BEGIN Dataset entries

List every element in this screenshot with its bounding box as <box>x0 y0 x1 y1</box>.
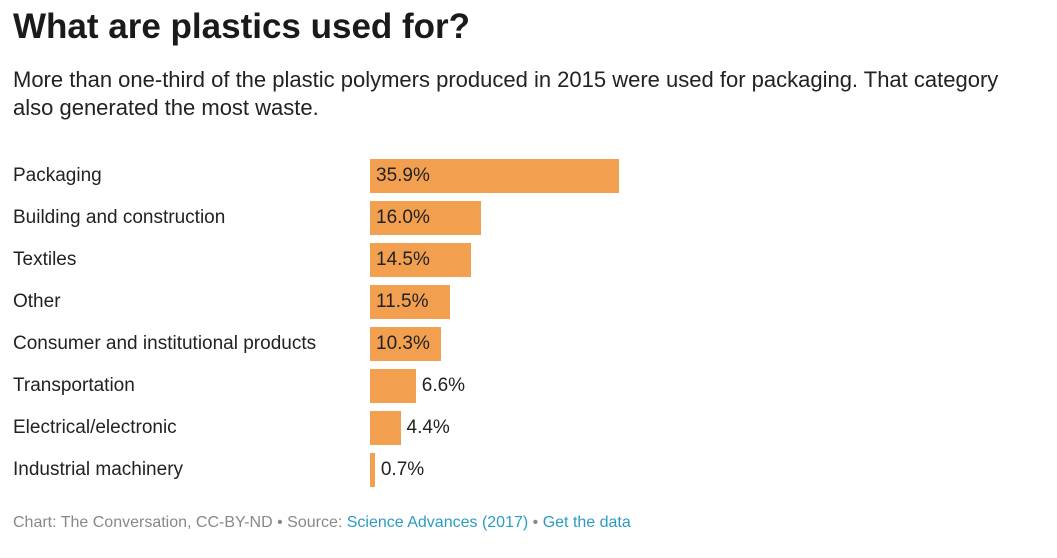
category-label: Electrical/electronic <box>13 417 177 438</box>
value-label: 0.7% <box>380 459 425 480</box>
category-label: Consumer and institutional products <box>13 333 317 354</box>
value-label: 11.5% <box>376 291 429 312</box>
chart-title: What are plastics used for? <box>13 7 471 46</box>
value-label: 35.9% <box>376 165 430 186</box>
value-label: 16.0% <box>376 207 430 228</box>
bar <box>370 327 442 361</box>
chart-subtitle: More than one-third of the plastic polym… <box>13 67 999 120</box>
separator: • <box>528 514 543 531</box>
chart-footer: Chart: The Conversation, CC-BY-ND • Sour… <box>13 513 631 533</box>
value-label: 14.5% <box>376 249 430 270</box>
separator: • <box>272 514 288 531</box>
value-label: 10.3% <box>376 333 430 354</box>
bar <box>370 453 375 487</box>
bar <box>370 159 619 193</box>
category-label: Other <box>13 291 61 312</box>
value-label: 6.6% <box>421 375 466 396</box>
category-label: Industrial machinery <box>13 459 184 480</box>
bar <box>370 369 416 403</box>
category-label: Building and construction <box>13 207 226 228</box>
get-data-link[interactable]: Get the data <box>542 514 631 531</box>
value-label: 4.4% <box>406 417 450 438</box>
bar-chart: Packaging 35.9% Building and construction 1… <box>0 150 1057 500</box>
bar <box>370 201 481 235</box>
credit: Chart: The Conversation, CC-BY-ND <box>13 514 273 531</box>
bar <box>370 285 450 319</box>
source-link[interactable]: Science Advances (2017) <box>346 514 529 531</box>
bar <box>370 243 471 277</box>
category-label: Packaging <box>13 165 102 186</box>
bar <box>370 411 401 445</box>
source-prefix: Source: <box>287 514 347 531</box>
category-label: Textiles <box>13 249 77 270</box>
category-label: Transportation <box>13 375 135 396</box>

END Dataset entries

Please copy out the lines from the one containing "category-label: Electrical/electronic <box>13" through the one containing "bar <box>370 453 375 487</box>", both included.

▸ Exercise answer:
category-label: Electrical/electronic <box>13 417 177 438</box>
value-label: 0.7% <box>380 459 425 480</box>
category-label: Consumer and institutional products <box>13 333 317 354</box>
value-label: 11.5% <box>376 291 429 312</box>
chart-title: What are plastics used for? <box>13 7 471 46</box>
value-label: 35.9% <box>376 165 430 186</box>
value-label: 16.0% <box>376 207 430 228</box>
bar <box>370 327 442 361</box>
chart-subtitle: More than one-third of the plastic polym… <box>13 67 999 120</box>
separator: • <box>528 514 543 531</box>
chart-footer: Chart: The Conversation, CC-BY-ND • Sour… <box>13 513 631 533</box>
value-label: 14.5% <box>376 249 430 270</box>
separator: • <box>272 514 288 531</box>
value-label: 10.3% <box>376 333 430 354</box>
bar <box>370 453 375 487</box>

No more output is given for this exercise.